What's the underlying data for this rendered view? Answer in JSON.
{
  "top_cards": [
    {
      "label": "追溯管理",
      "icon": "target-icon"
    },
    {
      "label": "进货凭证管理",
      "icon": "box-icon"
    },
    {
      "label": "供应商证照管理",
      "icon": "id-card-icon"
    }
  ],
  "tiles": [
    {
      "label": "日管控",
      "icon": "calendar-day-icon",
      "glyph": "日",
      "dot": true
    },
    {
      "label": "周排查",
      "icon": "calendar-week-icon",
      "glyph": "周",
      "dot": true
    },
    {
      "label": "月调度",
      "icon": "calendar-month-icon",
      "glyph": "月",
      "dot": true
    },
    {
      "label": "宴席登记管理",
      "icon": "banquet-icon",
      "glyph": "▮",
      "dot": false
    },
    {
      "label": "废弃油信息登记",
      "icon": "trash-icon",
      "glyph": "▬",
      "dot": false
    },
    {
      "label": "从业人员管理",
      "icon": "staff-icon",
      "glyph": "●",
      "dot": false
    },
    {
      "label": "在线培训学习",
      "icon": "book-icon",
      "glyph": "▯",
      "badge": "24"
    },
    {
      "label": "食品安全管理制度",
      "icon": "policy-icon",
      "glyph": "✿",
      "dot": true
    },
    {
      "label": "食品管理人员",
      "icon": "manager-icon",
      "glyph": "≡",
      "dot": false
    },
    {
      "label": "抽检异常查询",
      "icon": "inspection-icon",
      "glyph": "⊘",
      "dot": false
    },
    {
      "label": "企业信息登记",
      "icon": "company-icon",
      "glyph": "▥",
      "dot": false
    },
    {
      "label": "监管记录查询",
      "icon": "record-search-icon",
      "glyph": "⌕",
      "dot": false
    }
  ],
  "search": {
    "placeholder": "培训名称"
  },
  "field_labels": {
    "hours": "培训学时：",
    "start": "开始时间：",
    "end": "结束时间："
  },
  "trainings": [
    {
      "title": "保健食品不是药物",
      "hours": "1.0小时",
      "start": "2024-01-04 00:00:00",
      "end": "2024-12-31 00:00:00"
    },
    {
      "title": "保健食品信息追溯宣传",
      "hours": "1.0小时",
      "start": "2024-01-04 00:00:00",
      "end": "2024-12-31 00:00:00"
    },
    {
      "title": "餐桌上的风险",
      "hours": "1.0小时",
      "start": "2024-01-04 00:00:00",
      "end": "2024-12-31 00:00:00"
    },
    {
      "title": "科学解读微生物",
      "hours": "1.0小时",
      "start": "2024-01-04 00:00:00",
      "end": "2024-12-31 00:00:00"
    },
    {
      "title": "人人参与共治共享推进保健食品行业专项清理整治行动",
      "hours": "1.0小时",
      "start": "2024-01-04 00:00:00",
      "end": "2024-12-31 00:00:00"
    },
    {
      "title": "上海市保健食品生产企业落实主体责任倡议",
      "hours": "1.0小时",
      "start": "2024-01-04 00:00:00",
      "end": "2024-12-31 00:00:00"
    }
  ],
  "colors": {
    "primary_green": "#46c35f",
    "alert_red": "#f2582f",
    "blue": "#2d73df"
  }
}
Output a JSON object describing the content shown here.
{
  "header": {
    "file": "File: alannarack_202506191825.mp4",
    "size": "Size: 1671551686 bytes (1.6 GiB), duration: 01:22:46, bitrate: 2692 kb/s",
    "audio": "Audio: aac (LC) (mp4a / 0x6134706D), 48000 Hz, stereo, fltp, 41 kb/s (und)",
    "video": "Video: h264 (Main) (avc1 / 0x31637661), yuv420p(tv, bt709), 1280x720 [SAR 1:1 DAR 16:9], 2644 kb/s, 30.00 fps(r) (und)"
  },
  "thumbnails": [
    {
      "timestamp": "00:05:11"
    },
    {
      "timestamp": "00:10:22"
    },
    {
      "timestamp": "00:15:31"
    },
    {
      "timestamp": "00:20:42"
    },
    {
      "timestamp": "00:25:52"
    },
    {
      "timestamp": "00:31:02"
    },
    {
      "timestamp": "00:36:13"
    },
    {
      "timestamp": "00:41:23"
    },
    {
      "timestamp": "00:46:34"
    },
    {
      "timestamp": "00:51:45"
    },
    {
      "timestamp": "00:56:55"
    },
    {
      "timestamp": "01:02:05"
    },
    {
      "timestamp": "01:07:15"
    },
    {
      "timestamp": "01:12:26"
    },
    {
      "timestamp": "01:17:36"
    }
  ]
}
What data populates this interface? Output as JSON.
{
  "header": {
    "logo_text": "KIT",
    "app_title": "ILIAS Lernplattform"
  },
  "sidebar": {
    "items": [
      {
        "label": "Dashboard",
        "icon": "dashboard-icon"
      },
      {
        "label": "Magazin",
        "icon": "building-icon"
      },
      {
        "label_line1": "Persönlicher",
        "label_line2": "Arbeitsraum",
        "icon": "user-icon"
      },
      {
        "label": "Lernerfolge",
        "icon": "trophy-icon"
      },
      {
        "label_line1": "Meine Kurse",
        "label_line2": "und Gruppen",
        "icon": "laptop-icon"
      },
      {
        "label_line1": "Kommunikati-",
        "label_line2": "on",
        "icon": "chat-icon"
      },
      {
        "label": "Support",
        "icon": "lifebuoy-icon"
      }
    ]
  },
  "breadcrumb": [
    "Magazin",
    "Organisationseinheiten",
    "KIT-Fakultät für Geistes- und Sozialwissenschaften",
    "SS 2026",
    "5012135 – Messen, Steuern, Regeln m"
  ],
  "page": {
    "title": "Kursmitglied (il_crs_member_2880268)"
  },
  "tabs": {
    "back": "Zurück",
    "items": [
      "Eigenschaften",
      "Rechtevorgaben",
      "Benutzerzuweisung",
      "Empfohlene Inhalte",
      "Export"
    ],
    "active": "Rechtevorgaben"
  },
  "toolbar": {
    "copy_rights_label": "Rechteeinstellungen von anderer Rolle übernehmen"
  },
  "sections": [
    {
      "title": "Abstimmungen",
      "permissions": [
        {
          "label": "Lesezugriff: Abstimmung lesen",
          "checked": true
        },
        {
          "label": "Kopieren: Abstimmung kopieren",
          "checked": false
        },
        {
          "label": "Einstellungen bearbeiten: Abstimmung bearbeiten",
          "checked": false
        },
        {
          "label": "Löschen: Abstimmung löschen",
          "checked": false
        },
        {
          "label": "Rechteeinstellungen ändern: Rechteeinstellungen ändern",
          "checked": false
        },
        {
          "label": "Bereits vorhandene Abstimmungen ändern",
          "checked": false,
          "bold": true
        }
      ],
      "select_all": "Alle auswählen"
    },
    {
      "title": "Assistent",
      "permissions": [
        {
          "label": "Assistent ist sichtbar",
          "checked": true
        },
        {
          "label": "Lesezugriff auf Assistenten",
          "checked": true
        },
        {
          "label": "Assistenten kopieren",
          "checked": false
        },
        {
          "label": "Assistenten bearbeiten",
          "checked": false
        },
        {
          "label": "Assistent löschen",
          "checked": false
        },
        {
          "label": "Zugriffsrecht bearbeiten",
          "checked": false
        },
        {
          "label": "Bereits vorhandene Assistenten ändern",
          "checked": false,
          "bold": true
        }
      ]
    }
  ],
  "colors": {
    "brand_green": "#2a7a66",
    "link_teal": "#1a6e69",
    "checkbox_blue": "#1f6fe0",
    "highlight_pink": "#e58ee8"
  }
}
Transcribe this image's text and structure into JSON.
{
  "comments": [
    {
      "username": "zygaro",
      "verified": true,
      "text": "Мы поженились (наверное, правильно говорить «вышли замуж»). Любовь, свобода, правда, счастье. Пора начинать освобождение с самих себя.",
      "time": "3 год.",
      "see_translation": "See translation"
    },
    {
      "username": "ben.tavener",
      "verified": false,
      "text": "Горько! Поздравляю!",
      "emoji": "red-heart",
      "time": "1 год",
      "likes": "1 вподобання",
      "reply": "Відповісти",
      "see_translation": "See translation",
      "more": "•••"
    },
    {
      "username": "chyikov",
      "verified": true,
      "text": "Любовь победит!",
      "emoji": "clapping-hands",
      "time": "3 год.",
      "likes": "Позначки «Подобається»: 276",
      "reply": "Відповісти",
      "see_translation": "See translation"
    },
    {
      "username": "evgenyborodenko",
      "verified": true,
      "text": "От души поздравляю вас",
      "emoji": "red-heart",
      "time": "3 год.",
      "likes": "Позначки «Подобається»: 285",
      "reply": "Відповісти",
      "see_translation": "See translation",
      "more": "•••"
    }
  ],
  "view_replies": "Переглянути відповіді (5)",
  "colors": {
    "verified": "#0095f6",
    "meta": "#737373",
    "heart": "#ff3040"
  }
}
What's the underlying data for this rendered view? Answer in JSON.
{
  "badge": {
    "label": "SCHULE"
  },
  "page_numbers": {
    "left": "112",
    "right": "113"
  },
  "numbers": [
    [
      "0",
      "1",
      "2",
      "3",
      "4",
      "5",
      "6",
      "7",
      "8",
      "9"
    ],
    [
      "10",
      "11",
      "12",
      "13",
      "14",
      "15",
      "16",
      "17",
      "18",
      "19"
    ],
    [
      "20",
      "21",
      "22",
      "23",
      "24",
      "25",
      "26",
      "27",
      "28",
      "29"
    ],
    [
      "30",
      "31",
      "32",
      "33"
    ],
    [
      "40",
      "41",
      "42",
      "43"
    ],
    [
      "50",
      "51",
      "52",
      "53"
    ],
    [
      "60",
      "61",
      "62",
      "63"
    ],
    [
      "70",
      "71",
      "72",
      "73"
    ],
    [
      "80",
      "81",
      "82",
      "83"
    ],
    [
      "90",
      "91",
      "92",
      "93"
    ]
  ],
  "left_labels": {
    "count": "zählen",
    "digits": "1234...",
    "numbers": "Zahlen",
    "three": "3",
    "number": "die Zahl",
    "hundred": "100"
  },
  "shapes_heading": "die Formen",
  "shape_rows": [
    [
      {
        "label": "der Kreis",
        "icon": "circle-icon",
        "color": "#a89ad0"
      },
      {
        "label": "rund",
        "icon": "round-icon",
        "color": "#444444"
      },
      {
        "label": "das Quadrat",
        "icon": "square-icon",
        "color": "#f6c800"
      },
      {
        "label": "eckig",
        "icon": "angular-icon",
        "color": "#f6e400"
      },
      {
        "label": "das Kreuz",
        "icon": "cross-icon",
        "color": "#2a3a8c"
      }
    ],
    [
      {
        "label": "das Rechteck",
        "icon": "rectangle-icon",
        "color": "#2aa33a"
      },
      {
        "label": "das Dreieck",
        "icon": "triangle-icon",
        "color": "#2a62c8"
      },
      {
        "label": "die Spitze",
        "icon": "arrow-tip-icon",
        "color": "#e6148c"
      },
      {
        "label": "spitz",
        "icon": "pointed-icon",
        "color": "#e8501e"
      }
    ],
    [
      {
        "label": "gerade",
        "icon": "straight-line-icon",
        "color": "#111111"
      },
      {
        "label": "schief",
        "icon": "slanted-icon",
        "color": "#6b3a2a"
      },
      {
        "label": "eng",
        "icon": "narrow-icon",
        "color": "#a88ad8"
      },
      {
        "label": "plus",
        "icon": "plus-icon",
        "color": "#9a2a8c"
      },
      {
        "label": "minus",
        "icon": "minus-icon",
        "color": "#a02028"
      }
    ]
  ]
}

= Work to complete =
Report each line of the material above where the word "Подобається" appears.

= Full response =
      "likes": "Позначки «Подобається»: 276",
      "likes": "Позначки «Подобається»: 285",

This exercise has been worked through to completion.